THE REQUEST:
Below is a set of records; restate each one word for word.

----------------------------------------

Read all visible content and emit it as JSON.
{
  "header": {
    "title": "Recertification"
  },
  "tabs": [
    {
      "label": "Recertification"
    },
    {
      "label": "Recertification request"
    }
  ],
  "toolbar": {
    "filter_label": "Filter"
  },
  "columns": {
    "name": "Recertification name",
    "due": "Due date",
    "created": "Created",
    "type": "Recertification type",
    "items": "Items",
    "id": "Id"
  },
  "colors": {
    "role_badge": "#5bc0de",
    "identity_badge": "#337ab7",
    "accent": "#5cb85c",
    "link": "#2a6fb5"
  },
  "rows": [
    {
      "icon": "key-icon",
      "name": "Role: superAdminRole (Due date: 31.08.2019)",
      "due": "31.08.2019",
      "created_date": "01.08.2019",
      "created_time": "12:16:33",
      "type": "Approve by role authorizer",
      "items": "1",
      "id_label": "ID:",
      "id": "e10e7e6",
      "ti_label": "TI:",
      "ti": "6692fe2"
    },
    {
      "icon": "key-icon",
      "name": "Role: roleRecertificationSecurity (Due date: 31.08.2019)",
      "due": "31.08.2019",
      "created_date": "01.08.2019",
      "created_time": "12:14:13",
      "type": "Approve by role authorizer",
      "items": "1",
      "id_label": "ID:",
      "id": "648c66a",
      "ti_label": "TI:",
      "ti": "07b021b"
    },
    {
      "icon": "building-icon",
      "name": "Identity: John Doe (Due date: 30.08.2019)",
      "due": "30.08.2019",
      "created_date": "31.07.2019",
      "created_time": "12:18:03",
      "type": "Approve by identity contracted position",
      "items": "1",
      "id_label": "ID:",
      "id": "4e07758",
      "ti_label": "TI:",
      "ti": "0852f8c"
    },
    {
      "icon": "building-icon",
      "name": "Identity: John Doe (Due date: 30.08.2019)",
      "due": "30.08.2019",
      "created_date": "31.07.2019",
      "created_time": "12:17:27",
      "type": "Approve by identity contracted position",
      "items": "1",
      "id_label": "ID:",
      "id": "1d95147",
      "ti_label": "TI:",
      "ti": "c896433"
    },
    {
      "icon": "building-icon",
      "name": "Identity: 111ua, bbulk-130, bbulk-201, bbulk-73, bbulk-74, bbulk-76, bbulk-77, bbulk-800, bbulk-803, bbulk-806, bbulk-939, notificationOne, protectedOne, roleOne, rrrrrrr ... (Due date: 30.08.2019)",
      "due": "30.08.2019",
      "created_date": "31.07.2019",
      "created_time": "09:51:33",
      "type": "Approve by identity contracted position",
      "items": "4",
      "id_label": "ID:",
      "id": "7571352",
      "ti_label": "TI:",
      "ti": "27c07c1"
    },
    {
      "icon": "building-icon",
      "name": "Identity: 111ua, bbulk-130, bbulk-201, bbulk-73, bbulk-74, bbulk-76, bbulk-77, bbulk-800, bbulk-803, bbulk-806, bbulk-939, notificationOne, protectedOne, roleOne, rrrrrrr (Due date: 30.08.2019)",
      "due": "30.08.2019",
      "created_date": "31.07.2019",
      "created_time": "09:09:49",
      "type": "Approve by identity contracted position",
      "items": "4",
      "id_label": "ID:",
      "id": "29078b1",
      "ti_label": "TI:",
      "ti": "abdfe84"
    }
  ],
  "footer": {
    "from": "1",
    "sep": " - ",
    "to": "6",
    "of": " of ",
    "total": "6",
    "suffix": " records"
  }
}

----------------------------------------

WRITTEN ANSWER:
Read all visible content and emit it as JSON.
{
  "header": {
    "title": "Recertification"
  },
  "tabs": [
    {
      "label": "Recertification"
    },
    {
      "label": "Recertification request"
    }
  ],
  "toolbar": {
    "filter_label": "Filter"
  },
  "columns": {
    "name": "Recertification name",
    "due": "Due date",
    "created": "Created",
    "type": "Recertification type",
    "items": "Items",
    "id": "Id"
  },
  "colors": {
    "role_badge": "#5bc0de",
    "identity_badge": "#337ab7",
    "accent": "#5cb85c",
    "link": "#2a6fb5"
  },
  "rows": [
    {
      "icon": "key-icon",
      "name": "Role: superAdminRole (Due date: 31.08.2019)",
      "due": "31.08.2019",
      "created_date": "01.08.2019",
      "created_time": "12:16:33",
      "type": "Approve by role authorizer",
      "items": "1",
      "id_label": "ID:",
      "id": "e10e7e6",
      "ti_label": "TI:",
      "ti": "6692fe2"
    },
    {
      "icon": "key-icon",
      "name": "Role: roleRecertificationSecurity (Due date: 31.08.2019)",
      "due": "31.08.2019",
      "created_date": "01.08.2019",
      "created_time": "12:14:13",
      "type": "Approve by role authorizer",
      "items": "1",
      "id_label": "ID:",
      "id": "648c66a",
      "ti_label": "TI:",
      "ti": "07b021b"
    },
    {
      "icon": "building-icon",
      "name": "Identity: John Doe (Due date: 30.08.2019)",
      "due": "30.08.2019",
      "created_date": "31.07.2019",
      "created_time": "12:18:03",
      "type": "Approve by identity contracted position",
      "items": "1",
      "id_label": "ID:",
      "id": "4e07758",
      "ti_label": "TI:",
      "ti": "0852f8c"
    },
    {
      "icon": "building-icon",
      "name": "Identity: John Doe (Due date: 30.08.2019)",
      "due": "30.08.2019",
      "created_date": "31.07.2019",
      "created_time": "12:17:27",
      "type": "Approve by identity contracted position",
      "items": "1",
      "id_label": "ID:",
      "id": "1d95147",
      "ti_label": "TI:",
      "ti": "c896433"
    },
    {
      "icon": "building-icon",
      "name": "Identity: 111ua, bbulk-130, bbulk-201, bbulk-73, bbulk-74, bbulk-76, bbulk-77, bbulk-800, bbulk-803, bbulk-806, bbulk-939, notificationOne, protectedOne, roleOne, rrrrrrr ... (Due date: 30.08.2019)",
      "due": "30.08.2019",
      "created_date": "31.07.2019",
      "created_time": "09:51:33",
      "type": "Approve by identity contracted position",
      "items": "4",
      "id_label": "ID:",
      "id": "7571352",
      "ti_label": "TI:",
      "ti": "27c07c1"
    },
    {
      "icon": "building-icon",
      "name": "Identity: 111ua, bbulk-130, bbulk-201, bbulk-73, bbulk-74, bbulk-76, bbulk-77, bbulk-800, bbulk-803, bbulk-806, bbulk-939, notificationOne, protectedOne, roleOne, rrrrrrr (Due date: 30.08.2019)",
      "due": "30.08.2019",
      "created_date": "31.07.2019",
      "created_time": "09:09:49",
      "type": "Approve by identity contracted position",
      "items": "4",
      "id_label": "ID:",
      "id": "29078b1",
      "ti_label": "TI:",
      "ti": "abdfe84"
    }
  ],
  "footer": {
    "from": "1",
    "sep": " - ",
    "to": "6",
    "of": " of ",
    "total": "6",
    "suffix": " records"
  }
}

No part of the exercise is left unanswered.